• **Written problem**:
Determine the number of lines containing the word "What". Reply with it and nothing else.

• **Material for this task**:
▽

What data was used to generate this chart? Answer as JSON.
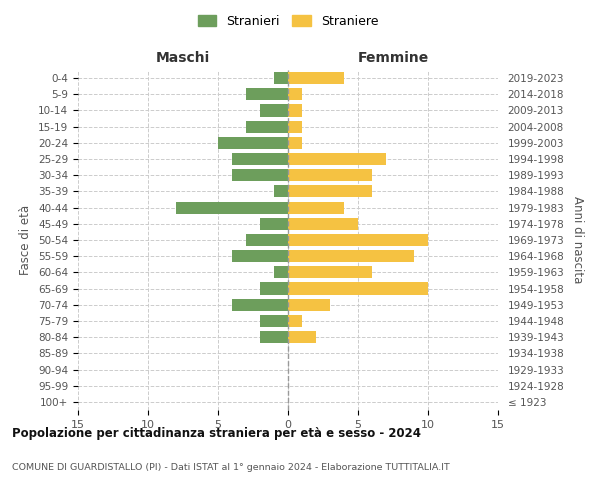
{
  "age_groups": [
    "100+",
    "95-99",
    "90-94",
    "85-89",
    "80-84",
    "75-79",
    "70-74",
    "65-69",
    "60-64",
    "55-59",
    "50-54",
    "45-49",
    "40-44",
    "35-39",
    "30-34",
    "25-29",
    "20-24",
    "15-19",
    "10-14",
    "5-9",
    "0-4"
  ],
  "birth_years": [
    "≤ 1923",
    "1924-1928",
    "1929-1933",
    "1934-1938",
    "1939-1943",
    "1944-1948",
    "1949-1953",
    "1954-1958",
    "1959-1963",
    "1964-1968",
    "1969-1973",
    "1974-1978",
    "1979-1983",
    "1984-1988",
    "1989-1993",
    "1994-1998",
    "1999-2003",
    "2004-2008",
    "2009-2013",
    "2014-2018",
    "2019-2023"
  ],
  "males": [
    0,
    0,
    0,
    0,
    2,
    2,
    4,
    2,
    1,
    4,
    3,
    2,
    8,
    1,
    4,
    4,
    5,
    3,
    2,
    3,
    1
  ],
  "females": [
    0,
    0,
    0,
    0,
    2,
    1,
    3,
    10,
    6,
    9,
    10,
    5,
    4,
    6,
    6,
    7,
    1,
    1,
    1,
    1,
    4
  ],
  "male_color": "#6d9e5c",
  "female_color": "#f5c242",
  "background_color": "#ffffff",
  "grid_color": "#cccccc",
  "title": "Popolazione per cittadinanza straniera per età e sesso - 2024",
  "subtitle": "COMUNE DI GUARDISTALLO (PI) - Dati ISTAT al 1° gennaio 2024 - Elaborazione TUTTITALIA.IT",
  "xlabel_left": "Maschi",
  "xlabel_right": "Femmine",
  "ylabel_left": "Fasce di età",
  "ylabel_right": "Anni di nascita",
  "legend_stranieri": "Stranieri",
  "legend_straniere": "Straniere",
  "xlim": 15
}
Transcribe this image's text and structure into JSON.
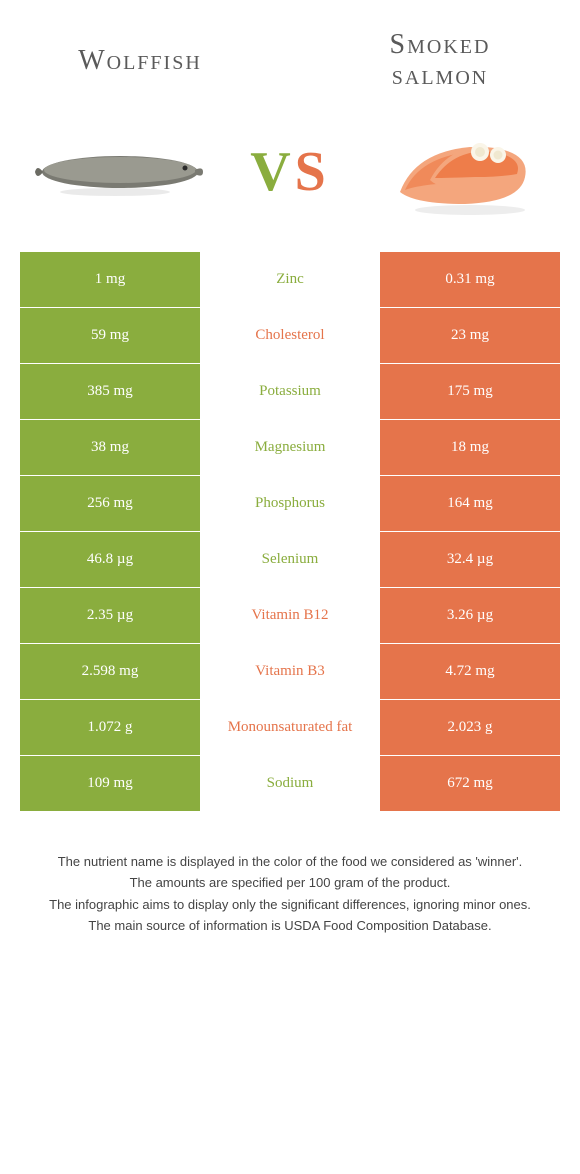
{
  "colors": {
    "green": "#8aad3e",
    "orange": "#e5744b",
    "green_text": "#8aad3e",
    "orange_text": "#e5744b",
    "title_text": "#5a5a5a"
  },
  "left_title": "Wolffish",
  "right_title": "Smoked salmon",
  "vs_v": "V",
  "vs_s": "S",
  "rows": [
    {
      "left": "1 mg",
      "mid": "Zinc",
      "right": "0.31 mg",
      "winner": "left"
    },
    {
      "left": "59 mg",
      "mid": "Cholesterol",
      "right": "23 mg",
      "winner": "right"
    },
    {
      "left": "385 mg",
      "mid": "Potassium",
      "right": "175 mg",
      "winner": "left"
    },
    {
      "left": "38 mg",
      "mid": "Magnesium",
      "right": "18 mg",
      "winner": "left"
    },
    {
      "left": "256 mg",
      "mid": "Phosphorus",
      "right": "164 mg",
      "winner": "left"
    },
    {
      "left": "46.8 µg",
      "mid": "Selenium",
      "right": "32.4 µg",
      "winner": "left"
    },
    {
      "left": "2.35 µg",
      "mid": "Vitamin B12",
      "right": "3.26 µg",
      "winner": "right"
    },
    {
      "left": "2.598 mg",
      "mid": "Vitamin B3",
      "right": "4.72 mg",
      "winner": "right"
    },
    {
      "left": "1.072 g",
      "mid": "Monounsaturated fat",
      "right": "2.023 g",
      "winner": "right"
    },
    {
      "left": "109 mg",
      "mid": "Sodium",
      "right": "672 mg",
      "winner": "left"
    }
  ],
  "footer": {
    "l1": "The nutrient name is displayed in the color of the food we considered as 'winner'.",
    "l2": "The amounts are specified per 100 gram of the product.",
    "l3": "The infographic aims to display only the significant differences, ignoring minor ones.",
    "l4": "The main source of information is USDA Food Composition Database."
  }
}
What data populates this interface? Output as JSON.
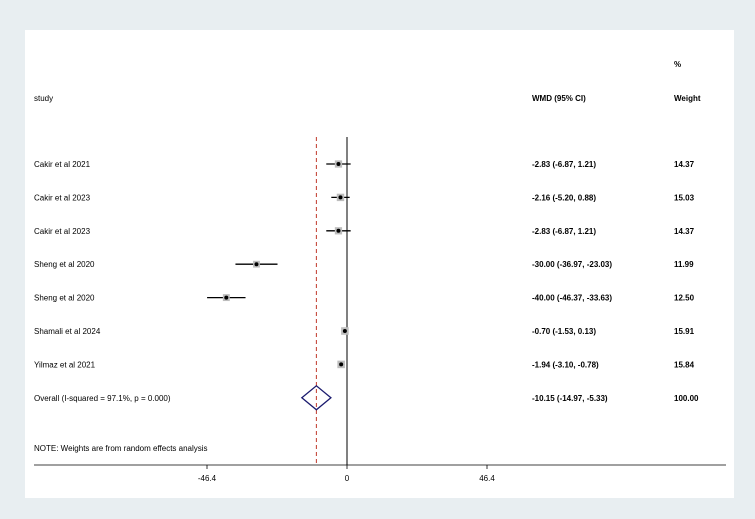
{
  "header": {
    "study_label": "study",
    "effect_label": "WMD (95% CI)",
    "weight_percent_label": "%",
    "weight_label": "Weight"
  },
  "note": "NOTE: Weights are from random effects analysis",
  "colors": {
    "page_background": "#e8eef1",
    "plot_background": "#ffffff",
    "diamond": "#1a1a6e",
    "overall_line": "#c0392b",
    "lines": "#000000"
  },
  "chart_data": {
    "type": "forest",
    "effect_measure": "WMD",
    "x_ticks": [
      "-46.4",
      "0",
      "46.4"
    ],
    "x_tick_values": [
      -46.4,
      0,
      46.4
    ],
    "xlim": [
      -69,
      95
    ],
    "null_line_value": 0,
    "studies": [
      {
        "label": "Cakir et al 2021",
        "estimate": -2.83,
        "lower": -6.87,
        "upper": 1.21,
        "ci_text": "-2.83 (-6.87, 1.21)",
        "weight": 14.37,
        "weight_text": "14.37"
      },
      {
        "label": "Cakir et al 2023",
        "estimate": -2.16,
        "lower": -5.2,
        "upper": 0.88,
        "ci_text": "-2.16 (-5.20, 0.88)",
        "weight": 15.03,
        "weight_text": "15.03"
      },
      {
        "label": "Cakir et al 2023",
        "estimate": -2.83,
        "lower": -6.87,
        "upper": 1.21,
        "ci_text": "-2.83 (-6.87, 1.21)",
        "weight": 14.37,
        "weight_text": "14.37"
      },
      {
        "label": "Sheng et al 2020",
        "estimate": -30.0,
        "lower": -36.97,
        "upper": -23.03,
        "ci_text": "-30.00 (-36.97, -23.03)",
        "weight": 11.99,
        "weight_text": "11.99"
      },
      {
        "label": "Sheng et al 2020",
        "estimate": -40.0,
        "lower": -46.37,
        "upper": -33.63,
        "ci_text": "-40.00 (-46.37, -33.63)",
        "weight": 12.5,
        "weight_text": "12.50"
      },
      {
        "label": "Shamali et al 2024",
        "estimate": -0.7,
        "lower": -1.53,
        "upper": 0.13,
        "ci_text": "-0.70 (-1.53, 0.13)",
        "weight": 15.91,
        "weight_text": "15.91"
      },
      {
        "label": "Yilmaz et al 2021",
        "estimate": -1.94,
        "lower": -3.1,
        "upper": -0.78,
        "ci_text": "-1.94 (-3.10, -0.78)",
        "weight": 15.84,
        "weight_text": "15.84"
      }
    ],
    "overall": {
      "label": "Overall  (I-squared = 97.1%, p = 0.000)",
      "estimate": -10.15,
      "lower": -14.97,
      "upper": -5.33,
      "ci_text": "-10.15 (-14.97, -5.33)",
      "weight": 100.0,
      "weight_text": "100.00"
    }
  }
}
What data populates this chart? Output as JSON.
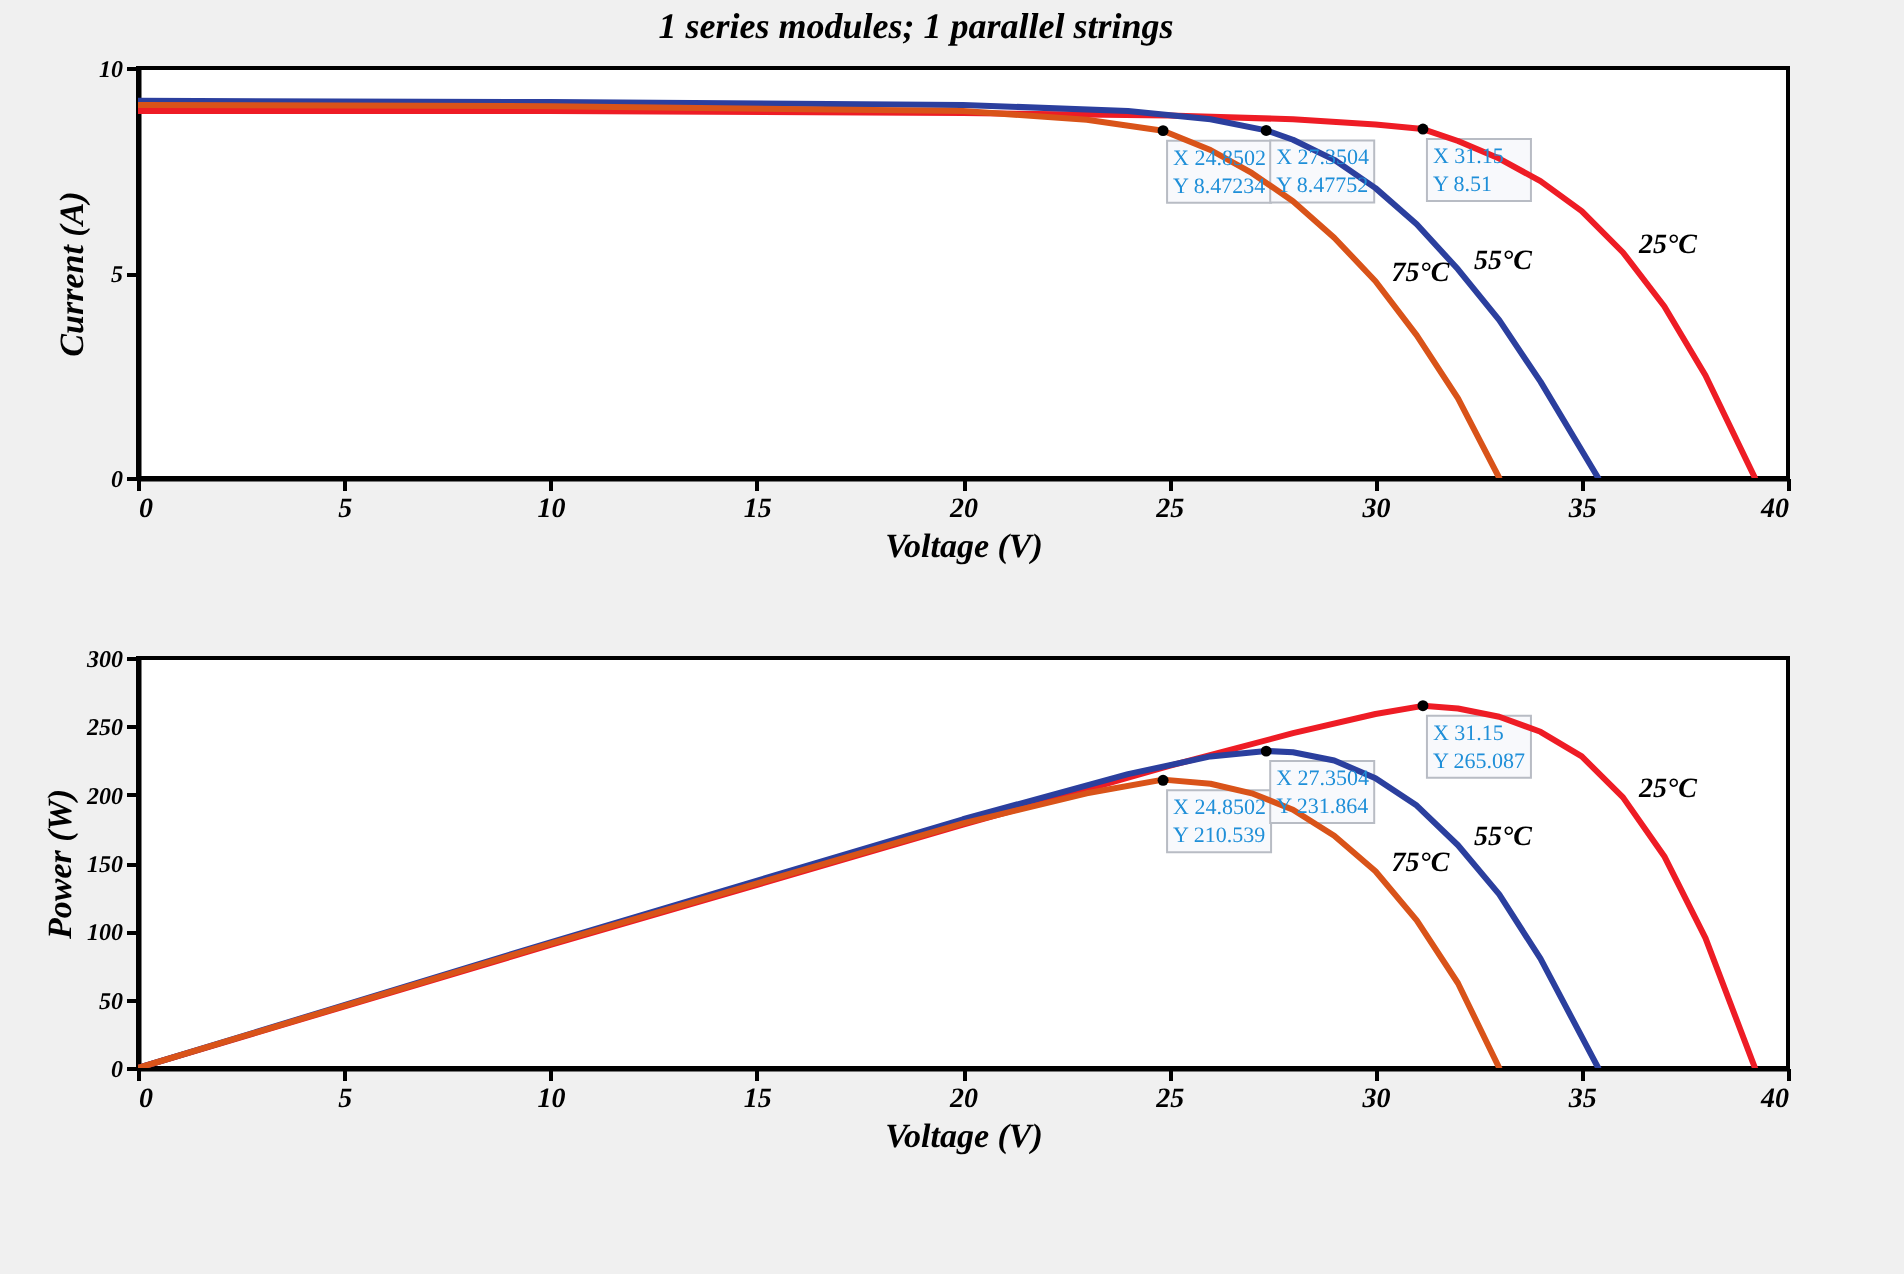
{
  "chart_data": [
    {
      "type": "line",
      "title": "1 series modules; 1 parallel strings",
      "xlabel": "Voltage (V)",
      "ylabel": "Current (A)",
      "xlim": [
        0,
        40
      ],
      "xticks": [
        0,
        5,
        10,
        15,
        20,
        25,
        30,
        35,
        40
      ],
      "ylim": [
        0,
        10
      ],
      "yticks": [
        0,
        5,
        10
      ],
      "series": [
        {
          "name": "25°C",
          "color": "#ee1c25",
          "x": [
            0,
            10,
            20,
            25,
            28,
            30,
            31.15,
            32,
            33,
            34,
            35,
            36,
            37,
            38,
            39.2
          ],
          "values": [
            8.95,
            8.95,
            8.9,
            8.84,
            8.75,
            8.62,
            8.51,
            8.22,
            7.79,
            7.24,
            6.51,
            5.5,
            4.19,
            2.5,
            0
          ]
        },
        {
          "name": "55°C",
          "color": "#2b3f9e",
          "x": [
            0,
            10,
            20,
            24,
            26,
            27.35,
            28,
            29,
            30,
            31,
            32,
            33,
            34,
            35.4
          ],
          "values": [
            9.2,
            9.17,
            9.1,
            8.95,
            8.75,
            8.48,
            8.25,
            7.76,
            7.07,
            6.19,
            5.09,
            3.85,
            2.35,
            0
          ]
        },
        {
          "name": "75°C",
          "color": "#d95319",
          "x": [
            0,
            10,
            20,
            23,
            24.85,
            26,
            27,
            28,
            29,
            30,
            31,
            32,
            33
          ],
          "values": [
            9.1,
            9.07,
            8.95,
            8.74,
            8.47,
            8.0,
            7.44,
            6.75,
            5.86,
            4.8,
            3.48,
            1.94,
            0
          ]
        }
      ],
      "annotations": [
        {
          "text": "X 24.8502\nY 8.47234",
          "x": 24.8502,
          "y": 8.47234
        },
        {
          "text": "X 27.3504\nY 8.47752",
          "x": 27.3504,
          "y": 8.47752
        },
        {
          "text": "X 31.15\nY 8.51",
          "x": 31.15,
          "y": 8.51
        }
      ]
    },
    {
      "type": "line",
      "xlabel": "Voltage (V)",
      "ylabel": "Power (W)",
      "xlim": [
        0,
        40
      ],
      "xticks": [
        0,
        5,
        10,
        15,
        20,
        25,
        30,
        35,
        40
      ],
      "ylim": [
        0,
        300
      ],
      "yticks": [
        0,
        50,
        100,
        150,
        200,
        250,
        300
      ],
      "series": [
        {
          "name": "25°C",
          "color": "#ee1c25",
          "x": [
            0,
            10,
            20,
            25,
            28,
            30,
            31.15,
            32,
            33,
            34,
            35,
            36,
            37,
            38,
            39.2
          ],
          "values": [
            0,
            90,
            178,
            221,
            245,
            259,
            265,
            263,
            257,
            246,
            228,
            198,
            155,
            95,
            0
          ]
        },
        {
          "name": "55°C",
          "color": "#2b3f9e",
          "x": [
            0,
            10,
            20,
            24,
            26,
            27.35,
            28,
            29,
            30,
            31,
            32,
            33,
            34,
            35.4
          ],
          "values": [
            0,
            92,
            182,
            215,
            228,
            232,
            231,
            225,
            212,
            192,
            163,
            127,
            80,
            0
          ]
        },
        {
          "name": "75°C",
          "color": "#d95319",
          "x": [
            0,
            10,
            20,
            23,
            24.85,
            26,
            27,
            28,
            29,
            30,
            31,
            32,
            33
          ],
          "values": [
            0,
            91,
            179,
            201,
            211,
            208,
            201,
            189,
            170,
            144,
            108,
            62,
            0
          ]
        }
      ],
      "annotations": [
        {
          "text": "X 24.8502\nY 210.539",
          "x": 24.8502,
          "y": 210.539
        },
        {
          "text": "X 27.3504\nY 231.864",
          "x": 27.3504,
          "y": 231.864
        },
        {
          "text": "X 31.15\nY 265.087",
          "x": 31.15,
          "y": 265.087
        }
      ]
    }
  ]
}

△

• **The solution**:
3